MESOP NEWS TODAYS ANALYSIS SYRIA – CONTAINING THE AFRIN CRISIS: TURKEY’S GOALS & MILITARY CHALLENGES

by Barak Barfi – PolicyWatch 2924 – January 31, 2018

Given the continued Islamic State threat in Syria, Washington cannot afford what is shaping up to be a bloody conflagration between allies it needs to eradicate the group.

On January 20, Turkey began an operation to clear Kurdish forces from the northwest Syrian border pocket of Afrin. Despite Ankara’s justifications, the operation risks triggering an open-ended war between allies, neutralizing gains made against the Islamic State (IS), and emboldening America’s adversaries in Tehran, Moscow, and Damascus. Washington should move quickly to contain the fallout while offering its allies a soft landing; otherwise it may find itself sidelined in Syria.

ERDOGAN’S LINE IS DRAWN AND CROSSED

In July 2012, the Assad regime ceded the Afrin pocket and other border regions to the Kurdish Democratic Union Party (PYD). Nudged by the United States, the Kurds later joined forces with several small Arab rebel brigades to create the Syrian Democratic Forces (SDF) in October 2015. With the help of American airstrikes, weapons, and Special Forces training, the SDF was the major catalyst for the IS collapse in Syria.

The Afrin pocket comprises approximately 1,556 square miles. In February 2016, under the cover of Russian airstrikes, PYD forces captured an additional panhandle of territory stretching up to 10.7 miles long and 27.5 miles wide.

Collection entries
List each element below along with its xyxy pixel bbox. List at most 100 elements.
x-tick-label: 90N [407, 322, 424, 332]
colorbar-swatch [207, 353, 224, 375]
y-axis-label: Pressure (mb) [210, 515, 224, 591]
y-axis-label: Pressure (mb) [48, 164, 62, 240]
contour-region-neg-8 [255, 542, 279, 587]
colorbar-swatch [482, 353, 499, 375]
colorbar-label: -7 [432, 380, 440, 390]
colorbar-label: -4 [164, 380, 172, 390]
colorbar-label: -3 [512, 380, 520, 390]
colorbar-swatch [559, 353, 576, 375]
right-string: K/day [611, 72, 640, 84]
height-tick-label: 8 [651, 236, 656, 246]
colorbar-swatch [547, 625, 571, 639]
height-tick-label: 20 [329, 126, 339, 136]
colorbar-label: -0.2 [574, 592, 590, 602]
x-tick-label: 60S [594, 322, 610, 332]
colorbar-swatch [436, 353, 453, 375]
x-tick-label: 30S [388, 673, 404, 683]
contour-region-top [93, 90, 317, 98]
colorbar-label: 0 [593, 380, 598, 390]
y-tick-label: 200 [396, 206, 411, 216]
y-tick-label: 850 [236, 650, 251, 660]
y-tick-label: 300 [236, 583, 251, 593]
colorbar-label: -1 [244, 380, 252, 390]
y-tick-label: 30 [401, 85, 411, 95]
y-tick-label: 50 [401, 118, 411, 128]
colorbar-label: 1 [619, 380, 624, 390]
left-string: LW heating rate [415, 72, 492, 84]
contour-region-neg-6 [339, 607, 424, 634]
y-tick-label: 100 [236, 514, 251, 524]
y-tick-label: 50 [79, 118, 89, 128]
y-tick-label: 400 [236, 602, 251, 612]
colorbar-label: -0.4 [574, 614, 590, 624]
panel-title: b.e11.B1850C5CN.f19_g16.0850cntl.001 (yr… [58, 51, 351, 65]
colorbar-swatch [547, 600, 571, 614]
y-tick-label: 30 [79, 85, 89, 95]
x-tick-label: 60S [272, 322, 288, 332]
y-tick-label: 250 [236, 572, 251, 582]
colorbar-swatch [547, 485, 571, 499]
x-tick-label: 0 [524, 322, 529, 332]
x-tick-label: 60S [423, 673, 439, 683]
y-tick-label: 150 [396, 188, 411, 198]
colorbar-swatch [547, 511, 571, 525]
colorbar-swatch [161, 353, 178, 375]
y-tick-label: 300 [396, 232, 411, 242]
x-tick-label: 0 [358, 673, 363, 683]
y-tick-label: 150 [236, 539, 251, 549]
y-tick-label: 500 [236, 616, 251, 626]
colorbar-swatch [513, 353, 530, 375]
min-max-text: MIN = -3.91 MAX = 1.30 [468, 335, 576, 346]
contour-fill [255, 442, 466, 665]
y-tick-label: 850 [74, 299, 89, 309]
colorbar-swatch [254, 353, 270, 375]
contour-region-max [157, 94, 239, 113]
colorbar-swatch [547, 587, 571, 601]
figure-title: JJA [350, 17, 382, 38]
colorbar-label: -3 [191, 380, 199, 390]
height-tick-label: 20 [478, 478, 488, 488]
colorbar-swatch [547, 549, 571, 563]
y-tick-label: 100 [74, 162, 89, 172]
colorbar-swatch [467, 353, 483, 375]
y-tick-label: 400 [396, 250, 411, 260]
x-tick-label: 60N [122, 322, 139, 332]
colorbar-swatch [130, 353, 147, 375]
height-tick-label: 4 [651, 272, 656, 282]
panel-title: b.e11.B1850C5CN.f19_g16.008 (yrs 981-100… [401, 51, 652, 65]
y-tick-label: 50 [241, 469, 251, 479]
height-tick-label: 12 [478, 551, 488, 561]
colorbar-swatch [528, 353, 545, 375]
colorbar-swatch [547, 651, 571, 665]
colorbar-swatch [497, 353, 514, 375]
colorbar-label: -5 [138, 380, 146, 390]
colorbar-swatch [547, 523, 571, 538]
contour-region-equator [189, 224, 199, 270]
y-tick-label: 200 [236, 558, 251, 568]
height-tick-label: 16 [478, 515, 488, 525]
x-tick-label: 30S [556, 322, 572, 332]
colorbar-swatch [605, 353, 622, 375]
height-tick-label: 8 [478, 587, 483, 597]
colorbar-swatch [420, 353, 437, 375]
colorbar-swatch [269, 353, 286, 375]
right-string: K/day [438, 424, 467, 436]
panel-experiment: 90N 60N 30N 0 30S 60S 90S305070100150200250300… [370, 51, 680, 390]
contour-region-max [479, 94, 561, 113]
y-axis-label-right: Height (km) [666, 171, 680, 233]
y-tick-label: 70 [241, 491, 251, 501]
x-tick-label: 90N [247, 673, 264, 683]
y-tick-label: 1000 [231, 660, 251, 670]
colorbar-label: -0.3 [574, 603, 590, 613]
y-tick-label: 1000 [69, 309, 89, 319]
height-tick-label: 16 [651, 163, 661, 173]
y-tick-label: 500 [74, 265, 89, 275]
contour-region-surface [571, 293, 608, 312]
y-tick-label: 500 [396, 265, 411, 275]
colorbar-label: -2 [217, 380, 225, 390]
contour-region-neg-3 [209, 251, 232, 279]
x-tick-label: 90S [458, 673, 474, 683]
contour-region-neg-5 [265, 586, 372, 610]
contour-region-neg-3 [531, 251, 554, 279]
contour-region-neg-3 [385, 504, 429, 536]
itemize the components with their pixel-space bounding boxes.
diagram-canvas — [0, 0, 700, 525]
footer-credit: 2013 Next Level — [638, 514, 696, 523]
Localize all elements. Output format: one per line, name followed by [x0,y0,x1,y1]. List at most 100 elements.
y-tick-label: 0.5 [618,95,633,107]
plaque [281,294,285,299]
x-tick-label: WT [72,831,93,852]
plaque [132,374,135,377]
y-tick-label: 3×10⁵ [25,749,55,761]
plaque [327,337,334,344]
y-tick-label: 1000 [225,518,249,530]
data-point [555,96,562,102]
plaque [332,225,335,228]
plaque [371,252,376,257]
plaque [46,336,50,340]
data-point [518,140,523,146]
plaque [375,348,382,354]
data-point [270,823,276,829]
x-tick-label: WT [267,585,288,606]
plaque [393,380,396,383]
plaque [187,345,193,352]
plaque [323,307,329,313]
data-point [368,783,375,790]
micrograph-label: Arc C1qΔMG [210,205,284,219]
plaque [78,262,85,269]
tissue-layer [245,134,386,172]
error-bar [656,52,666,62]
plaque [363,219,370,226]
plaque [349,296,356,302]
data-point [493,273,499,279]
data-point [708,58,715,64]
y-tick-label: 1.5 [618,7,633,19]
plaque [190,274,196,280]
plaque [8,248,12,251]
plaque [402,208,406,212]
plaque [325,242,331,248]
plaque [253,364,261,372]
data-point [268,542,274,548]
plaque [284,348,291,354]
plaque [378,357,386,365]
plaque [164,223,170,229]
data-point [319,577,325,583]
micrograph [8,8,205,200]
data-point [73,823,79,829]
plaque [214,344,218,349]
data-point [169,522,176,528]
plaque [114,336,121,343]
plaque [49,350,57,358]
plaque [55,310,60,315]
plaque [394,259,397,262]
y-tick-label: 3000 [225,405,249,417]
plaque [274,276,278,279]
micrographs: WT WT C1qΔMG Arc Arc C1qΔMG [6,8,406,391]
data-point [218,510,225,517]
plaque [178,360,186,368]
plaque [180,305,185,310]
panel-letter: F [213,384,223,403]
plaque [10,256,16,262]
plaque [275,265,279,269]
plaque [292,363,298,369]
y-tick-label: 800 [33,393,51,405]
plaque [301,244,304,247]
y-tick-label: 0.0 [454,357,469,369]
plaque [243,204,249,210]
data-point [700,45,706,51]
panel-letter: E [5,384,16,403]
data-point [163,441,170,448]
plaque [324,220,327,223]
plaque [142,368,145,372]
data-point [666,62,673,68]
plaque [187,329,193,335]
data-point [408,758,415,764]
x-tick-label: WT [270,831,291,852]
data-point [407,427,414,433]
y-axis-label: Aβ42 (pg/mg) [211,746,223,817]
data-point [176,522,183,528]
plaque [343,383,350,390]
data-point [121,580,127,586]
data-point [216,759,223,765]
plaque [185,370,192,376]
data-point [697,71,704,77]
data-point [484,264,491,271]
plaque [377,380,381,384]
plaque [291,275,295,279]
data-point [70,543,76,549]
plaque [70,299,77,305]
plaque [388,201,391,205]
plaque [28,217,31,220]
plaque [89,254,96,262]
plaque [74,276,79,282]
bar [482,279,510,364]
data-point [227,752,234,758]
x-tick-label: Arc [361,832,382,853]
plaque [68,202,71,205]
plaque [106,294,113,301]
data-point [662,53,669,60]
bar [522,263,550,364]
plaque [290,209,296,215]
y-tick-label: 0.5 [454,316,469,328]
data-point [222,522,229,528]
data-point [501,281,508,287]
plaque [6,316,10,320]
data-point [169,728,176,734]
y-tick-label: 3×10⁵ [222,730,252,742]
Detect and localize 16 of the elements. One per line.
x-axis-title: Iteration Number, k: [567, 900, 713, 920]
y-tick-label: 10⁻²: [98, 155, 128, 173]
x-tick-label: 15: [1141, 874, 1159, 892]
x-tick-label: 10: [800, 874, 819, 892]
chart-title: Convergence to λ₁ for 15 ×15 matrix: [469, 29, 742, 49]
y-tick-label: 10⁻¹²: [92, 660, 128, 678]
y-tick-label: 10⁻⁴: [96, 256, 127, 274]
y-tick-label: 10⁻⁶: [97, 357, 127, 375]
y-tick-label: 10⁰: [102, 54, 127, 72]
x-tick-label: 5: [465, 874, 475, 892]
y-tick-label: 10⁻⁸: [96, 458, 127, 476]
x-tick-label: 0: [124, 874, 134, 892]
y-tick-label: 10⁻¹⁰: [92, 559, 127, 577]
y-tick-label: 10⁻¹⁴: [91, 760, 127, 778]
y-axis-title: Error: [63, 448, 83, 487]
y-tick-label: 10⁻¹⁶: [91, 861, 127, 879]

*Tasks*.
[1] Answer these questions about the Afrin analysis above, one line each:
(a) On what date did Turkey begin its operation in Afrin?
(b) In what month and year was the Syrian Democratic Forces created?
(c) About how many square miles does the Afrin pocket cover?
[2] Set down the part of the Afrin analysis between "ERDOGAN’S LINE IS" and "27.5 miles wide.", inclusive.
[3] Sum up the Afrin analysis in two sentences.

*Responses by item number*.
[1]
(a) January 20
(b) October 2015
(c) About 1,556 square miles

[2]
ERDOGAN’S LINE IS DRAWN AND CROSSED

In July 2012, the Assad regime ceded the Afrin pocket and other border regions to the Kurdish Democratic Union Party (PYD). Nudged by the United States, the Kurds later joined forces with several small Arab rebel brigades to create the Syrian Democratic Forces (SDF) in October 2015. With the help of American airstrikes, weapons, and Special Forces training, the SDF was the major catalyst for the IS collapse in Syria.

The Afrin pocket comprises approximately 1,556 square miles. In February 2016, under the cover of Russian airstrikes, PYD forces captured an additional panhandle of territory stretching up to 10.7 miles long and 27.5 miles wide.

[3] On January 20, Turkey began an operation to clear Kurdish forces from the Syrian border pocket of Afrin, which risks an open-ended war between allies Washington needs and could neutralize gains made against the Islamic State. The Kurdish PYD, which took over Afrin from the Assad regime in 2012, later joined Arab rebel brigades to form the SDF, which became the major catalyst for the Islamic State's collapse in Syria with American help.